- [Work to be completed] Give back only the lines from the one with "What's the underlying" through the last line of the data, exactly as they appear.

[START OF Task inputs]

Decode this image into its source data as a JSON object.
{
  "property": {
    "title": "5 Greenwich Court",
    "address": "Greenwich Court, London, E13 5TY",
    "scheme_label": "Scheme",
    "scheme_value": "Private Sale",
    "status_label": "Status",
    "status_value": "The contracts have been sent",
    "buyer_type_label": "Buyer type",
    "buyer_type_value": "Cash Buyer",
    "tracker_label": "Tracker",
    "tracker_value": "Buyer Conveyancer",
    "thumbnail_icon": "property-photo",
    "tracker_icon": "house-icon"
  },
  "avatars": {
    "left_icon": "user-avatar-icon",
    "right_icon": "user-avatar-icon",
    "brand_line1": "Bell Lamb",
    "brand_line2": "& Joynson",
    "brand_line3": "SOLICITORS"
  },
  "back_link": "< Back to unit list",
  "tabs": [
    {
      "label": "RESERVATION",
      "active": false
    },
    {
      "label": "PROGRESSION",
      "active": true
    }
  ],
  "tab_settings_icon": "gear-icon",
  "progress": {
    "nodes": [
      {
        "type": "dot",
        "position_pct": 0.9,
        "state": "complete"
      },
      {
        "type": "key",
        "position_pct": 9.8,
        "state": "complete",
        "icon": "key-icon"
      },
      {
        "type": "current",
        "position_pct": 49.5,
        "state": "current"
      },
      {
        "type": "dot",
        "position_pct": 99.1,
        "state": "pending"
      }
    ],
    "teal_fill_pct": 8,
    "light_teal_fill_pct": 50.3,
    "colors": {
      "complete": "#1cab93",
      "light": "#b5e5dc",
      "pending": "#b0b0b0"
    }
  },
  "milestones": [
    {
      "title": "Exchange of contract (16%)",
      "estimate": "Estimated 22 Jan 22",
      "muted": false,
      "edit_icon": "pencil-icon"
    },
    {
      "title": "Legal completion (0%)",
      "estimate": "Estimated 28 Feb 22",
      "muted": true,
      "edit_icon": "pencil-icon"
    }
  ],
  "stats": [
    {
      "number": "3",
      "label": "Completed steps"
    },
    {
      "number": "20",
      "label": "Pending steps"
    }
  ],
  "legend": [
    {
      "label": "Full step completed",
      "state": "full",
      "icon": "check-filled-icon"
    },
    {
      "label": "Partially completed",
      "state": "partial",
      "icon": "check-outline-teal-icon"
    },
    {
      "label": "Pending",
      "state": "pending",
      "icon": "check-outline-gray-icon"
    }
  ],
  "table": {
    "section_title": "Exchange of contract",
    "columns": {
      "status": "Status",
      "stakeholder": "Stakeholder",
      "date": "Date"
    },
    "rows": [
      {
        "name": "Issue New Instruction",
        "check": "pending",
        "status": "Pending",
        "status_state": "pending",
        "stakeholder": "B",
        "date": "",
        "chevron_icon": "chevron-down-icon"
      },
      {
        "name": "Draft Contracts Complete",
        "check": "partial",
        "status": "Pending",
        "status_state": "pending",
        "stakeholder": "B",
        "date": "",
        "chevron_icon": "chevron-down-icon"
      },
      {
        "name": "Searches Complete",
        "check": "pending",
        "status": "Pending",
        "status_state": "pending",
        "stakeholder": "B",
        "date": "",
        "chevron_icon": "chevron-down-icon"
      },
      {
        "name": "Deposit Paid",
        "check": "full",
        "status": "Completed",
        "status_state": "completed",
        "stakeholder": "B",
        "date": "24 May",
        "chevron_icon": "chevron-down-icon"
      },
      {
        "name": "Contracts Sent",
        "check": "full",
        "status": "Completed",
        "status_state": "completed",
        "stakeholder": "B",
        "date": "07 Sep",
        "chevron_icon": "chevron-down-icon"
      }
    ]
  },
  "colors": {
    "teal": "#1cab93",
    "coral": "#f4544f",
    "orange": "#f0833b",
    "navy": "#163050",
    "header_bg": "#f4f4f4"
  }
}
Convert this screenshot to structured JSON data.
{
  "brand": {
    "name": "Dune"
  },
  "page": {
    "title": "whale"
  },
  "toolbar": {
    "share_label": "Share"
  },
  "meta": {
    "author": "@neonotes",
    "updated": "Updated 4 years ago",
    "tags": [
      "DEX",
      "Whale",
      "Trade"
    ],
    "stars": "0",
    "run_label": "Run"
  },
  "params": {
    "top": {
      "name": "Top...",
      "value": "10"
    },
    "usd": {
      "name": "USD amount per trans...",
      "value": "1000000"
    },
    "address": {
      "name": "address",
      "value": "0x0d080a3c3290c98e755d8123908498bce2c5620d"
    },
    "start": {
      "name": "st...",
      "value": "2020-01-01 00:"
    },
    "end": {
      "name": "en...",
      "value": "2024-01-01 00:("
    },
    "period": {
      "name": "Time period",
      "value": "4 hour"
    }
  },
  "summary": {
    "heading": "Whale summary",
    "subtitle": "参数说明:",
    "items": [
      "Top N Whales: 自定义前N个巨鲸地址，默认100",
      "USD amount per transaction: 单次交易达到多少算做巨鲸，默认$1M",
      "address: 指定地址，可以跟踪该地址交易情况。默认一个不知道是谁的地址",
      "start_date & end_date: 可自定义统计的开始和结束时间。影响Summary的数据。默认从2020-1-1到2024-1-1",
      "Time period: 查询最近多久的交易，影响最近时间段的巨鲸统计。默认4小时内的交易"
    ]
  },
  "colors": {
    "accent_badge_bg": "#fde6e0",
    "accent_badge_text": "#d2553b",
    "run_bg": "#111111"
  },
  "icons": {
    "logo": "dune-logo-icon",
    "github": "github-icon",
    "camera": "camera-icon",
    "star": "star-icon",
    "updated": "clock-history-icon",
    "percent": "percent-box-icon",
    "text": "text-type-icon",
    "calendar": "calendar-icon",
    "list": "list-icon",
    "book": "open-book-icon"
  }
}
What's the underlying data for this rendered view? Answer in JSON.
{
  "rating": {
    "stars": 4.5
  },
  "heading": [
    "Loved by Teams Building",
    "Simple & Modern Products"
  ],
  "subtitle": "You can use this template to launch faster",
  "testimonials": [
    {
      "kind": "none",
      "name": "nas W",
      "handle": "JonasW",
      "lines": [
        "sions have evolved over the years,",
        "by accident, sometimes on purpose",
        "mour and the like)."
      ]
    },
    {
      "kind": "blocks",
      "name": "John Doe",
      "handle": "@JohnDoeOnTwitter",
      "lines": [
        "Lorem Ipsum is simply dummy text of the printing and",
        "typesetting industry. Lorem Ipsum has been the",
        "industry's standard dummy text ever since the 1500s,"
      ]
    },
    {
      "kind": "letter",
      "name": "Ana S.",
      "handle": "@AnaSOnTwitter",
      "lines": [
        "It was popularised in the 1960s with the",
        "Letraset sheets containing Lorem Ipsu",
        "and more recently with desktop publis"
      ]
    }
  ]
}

[END OF Task inputs]

- [Answer in full]
What's the underlying data for this rendered view? Answer in JSON.
{
  "rating": {
    "stars": 4.5
  },
  "heading": [
    "Loved by Teams Building",
    "Simple & Modern Products"
  ],
  "subtitle": "You can use this template to launch faster",
  "testimonials": [
    {
      "kind": "none",
      "name": "nas W",
      "handle": "JonasW",
      "lines": [
        "sions have evolved over the years,",
        "by accident, sometimes on purpose",
        "mour and the like)."
      ]
    },
    {
      "kind": "blocks",
      "name": "John Doe",
      "handle": "@JohnDoeOnTwitter",
      "lines": [
        "Lorem Ipsum is simply dummy text of the printing and",
        "typesetting industry. Lorem Ipsum has been the",
        "industry's standard dummy text ever since the 1500s,"
      ]
    },
    {
      "kind": "letter",
      "name": "Ana S.",
      "handle": "@AnaSOnTwitter",
      "lines": [
        "It was popularised in the 1960s with the",
        "Letraset sheets containing Lorem Ipsu",
        "and more recently with desktop publis"
      ]
    }
  ]
}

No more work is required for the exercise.